++++ ENTRIES SUPPLIED

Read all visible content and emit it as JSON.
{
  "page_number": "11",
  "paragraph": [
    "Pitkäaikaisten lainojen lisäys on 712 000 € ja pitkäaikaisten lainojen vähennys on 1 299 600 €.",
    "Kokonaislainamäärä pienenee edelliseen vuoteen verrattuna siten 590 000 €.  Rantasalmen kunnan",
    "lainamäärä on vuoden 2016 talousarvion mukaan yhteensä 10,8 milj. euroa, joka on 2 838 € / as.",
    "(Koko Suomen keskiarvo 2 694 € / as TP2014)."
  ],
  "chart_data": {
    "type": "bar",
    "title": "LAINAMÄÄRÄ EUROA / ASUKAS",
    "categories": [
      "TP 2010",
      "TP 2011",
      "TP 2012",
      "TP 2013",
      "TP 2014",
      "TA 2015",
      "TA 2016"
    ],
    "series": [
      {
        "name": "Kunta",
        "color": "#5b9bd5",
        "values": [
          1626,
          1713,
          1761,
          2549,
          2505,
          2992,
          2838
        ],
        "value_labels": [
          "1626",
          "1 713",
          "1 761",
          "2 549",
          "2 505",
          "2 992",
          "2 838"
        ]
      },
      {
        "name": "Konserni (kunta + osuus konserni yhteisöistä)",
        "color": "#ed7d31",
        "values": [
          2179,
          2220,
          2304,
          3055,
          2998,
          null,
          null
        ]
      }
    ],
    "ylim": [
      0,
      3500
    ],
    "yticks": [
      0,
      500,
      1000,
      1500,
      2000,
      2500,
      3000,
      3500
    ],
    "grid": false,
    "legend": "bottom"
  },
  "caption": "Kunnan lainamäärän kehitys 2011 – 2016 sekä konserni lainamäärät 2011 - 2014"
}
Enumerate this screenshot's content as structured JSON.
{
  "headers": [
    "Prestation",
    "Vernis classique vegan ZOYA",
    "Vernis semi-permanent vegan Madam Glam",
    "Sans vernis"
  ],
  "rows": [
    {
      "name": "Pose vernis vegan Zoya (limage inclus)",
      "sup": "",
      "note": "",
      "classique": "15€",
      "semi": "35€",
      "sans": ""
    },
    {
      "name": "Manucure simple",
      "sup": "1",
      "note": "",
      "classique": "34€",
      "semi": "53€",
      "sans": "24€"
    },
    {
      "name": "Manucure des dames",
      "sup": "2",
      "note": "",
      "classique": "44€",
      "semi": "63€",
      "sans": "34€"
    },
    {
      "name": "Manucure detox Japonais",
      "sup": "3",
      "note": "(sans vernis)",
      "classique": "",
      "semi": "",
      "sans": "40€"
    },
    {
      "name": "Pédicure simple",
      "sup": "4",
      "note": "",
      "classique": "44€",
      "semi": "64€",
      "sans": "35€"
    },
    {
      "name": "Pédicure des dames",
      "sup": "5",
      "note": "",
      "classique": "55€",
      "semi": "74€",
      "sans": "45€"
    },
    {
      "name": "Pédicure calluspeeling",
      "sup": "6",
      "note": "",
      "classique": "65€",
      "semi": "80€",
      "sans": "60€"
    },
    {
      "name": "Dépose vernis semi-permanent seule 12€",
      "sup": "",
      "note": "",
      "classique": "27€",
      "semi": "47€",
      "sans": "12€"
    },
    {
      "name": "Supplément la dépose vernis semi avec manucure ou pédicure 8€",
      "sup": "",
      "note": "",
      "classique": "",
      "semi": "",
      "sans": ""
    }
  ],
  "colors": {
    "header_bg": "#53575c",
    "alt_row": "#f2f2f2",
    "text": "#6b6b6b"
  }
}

++++++++

STATED PROBLEM:
Go through the listing and copy all of it exactly.

WRITTEN ANSWER:
Read all visible content and emit it as JSON.
{
  "page_number": "11",
  "paragraph": [
    "Pitkäaikaisten lainojen lisäys on 712 000 € ja pitkäaikaisten lainojen vähennys on 1 299 600 €.",
    "Kokonaislainamäärä pienenee edelliseen vuoteen verrattuna siten 590 000 €.  Rantasalmen kunnan",
    "lainamäärä on vuoden 2016 talousarvion mukaan yhteensä 10,8 milj. euroa, joka on 2 838 € / as.",
    "(Koko Suomen keskiarvo 2 694 € / as TP2014)."
  ],
  "chart_data": {
    "type": "bar",
    "title": "LAINAMÄÄRÄ EUROA / ASUKAS",
    "categories": [
      "TP 2010",
      "TP 2011",
      "TP 2012",
      "TP 2013",
      "TP 2014",
      "TA 2015",
      "TA 2016"
    ],
    "series": [
      {
        "name": "Kunta",
        "color": "#5b9bd5",
        "values": [
          1626,
          1713,
          1761,
          2549,
          2505,
          2992,
          2838
        ],
        "value_labels": [
          "1626",
          "1 713",
          "1 761",
          "2 549",
          "2 505",
          "2 992",
          "2 838"
        ]
      },
      {
        "name": "Konserni (kunta + osuus konserni yhteisöistä)",
        "color": "#ed7d31",
        "values": [
          2179,
          2220,
          2304,
          3055,
          2998,
          null,
          null
        ]
      }
    ],
    "ylim": [
      0,
      3500
    ],
    "yticks": [
      0,
      500,
      1000,
      1500,
      2000,
      2500,
      3000,
      3500
    ],
    "grid": false,
    "legend": "bottom"
  },
  "caption": "Kunnan lainamäärän kehitys 2011 – 2016 sekä konserni lainamäärät 2011 - 2014"
}
Enumerate this screenshot's content as structured JSON.
{
  "headers": [
    "Prestation",
    "Vernis classique vegan ZOYA",
    "Vernis semi-permanent vegan Madam Glam",
    "Sans vernis"
  ],
  "rows": [
    {
      "name": "Pose vernis vegan Zoya (limage inclus)",
      "sup": "",
      "note": "",
      "classique": "15€",
      "semi": "35€",
      "sans": ""
    },
    {
      "name": "Manucure simple",
      "sup": "1",
      "note": "",
      "classique": "34€",
      "semi": "53€",
      "sans": "24€"
    },
    {
      "name": "Manucure des dames",
      "sup": "2",
      "note": "",
      "classique": "44€",
      "semi": "63€",
      "sans": "34€"
    },
    {
      "name": "Manucure detox Japonais",
      "sup": "3",
      "note": "(sans vernis)",
      "classique": "",
      "semi": "",
      "sans": "40€"
    },
    {
      "name": "Pédicure simple",
      "sup": "4",
      "note": "",
      "classique": "44€",
      "semi": "64€",
      "sans": "35€"
    },
    {
      "name": "Pédicure des dames",
      "sup": "5",
      "note": "",
      "classique": "55€",
      "semi": "74€",
      "sans": "45€"
    },
    {
      "name": "Pédicure calluspeeling",
      "sup": "6",
      "note": "",
      "classique": "65€",
      "semi": "80€",
      "sans": "60€"
    },
    {
      "name": "Dépose vernis semi-permanent seule 12€",
      "sup": "",
      "note": "",
      "classique": "27€",
      "semi": "47€",
      "sans": "12€"
    },
    {
      "name": "Supplément la dépose vernis semi avec manucure ou pédicure 8€",
      "sup": "",
      "note": "",
      "classique": "",
      "semi": "",
      "sans": ""
    }
  ],
  "colors": {
    "header_bg": "#53575c",
    "alt_row": "#f2f2f2",
    "text": "#6b6b6b"
  }
}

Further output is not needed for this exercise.